:: AIM OF THE EXERCISE ::
Can you find the lines of the listing that include "Артур" and copy every one?

:: ROWS ::

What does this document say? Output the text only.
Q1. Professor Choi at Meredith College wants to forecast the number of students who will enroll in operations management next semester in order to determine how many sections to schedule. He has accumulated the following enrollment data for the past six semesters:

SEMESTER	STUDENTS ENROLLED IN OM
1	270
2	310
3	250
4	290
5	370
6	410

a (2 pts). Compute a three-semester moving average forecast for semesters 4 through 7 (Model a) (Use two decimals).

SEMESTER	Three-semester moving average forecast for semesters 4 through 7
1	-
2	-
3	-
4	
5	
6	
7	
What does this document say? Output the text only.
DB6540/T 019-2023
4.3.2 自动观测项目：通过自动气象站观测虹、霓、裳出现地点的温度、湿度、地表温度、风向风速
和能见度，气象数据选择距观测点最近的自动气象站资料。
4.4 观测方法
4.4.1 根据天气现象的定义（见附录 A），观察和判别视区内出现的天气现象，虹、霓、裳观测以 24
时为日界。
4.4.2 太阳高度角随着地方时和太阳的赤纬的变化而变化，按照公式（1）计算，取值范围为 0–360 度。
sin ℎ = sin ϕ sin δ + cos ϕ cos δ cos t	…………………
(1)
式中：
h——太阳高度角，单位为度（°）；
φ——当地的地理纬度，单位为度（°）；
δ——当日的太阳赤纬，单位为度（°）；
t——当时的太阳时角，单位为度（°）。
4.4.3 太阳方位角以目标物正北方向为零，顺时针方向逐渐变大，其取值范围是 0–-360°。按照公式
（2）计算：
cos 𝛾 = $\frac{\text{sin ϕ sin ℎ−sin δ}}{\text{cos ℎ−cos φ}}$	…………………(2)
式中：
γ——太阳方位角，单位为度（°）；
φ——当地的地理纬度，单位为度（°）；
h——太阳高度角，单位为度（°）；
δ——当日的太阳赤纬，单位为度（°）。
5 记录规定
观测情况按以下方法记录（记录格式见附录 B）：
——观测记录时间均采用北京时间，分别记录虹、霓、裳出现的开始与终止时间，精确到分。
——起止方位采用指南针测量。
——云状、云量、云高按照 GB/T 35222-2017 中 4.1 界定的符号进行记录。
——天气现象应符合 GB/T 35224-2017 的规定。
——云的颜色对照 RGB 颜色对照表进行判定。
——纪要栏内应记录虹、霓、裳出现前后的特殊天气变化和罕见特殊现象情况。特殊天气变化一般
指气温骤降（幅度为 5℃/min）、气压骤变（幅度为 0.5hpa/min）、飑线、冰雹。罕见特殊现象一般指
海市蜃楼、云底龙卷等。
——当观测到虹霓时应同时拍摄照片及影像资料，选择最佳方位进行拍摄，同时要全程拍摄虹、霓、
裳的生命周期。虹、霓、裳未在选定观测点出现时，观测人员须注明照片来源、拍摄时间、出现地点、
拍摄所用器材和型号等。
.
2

--

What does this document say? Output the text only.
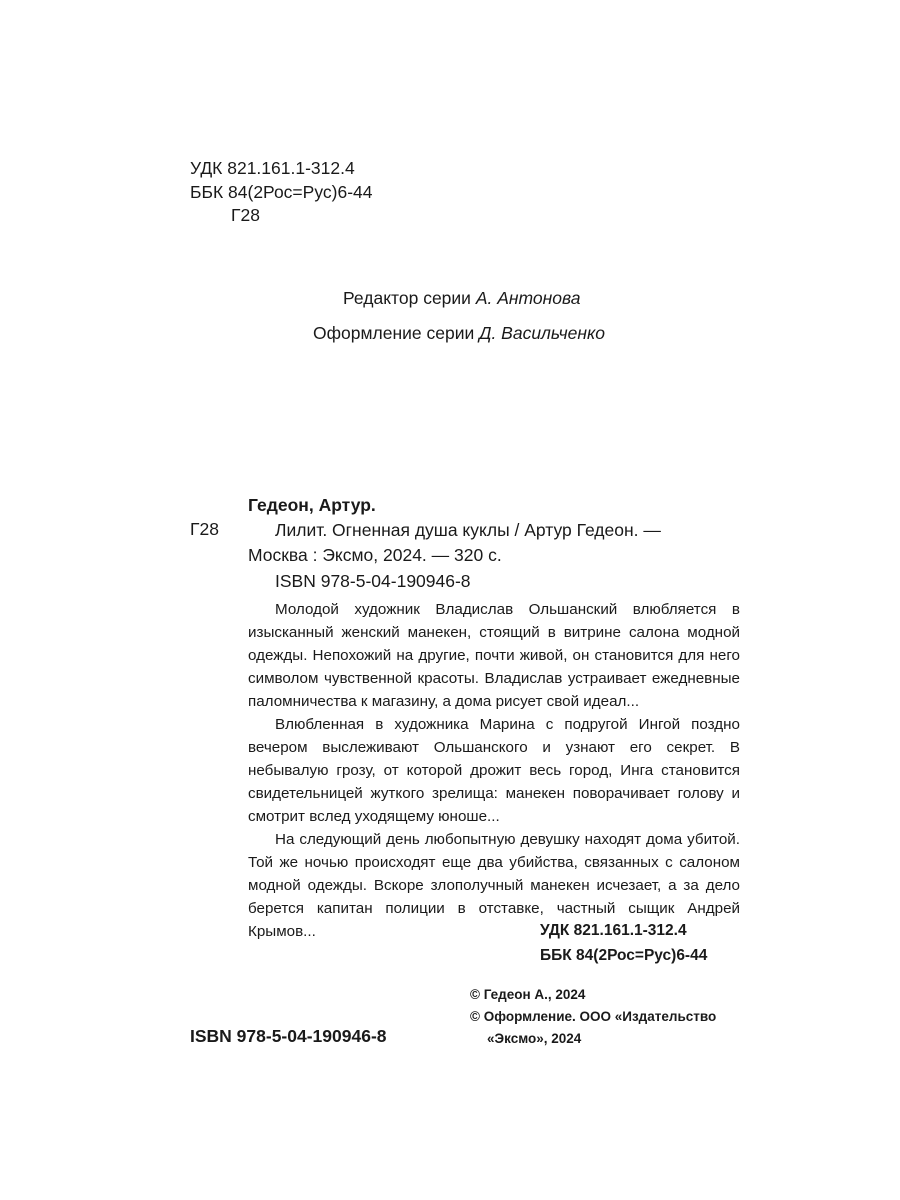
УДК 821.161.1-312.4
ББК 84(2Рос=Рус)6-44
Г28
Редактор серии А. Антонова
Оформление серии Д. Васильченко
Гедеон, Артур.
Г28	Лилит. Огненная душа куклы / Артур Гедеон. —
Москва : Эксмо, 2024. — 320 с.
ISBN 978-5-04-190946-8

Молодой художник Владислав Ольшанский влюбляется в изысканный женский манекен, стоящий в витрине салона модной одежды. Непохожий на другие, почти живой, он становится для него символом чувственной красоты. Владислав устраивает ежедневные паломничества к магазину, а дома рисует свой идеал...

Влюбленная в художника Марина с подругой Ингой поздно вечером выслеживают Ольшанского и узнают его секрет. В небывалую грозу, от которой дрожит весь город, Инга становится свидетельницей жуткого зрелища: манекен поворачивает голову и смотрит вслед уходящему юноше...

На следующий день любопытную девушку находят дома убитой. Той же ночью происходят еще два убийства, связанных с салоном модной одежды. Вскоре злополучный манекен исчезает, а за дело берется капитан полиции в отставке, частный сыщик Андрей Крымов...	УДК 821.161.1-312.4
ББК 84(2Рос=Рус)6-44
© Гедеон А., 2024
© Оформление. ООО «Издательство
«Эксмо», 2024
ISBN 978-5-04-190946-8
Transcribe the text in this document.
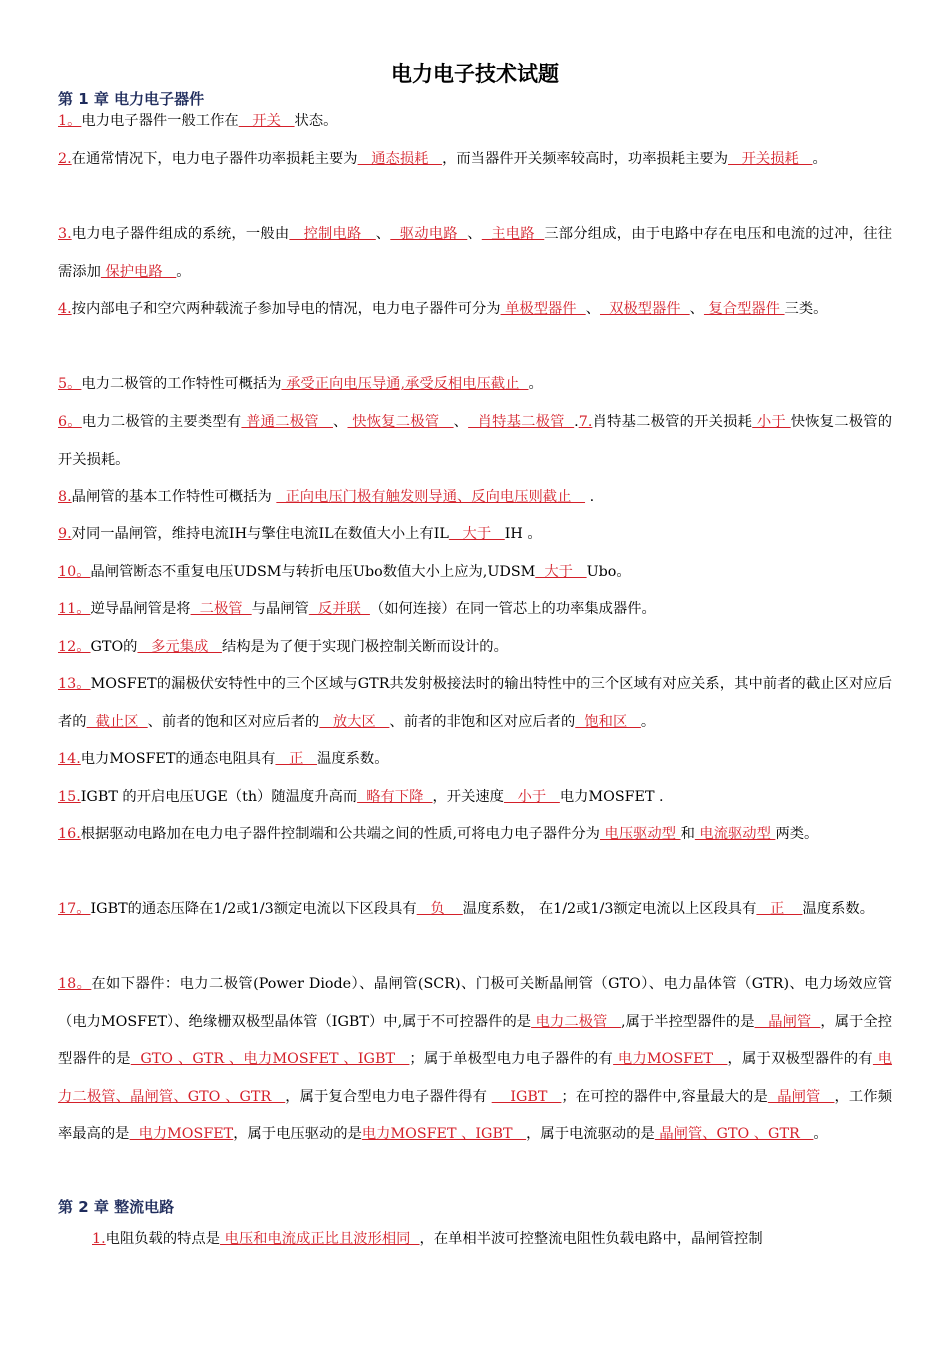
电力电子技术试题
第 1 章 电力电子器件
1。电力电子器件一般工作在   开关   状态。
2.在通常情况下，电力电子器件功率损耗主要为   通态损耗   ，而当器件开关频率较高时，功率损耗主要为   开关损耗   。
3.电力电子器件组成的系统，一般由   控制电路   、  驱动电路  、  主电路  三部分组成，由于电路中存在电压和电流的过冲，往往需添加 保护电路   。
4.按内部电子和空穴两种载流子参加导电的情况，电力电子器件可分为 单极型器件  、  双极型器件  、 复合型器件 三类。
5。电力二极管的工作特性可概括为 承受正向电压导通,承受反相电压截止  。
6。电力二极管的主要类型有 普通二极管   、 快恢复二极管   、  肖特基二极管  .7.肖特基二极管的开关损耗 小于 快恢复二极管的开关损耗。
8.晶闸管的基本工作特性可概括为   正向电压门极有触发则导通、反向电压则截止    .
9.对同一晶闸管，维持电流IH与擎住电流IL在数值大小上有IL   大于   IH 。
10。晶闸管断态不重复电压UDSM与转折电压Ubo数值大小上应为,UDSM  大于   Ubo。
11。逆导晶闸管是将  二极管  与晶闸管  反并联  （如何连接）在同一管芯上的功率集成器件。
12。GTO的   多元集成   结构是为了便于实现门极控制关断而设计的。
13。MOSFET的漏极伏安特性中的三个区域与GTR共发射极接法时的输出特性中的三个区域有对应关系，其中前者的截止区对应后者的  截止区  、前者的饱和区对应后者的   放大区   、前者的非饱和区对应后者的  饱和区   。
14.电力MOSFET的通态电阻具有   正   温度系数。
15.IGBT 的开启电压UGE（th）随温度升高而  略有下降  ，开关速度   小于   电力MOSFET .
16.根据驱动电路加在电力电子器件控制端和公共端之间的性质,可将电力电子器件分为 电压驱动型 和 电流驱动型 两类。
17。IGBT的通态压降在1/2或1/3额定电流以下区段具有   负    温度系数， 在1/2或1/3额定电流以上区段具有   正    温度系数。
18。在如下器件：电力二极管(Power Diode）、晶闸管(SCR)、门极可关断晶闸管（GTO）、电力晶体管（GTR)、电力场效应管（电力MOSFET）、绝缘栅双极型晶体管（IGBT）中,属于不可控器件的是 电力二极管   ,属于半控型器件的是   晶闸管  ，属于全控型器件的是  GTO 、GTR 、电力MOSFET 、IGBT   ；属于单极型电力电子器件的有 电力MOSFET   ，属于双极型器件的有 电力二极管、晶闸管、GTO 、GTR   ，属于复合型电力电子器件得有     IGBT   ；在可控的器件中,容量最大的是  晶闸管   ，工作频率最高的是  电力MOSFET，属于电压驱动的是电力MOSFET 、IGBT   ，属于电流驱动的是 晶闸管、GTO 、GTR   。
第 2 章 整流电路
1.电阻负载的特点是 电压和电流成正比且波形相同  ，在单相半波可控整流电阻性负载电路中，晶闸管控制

:: COMPLETE ANSWER ::
Гедеон, Артур.
Г28	Лилит. Огненная душа куклы / Артур Гедеон. —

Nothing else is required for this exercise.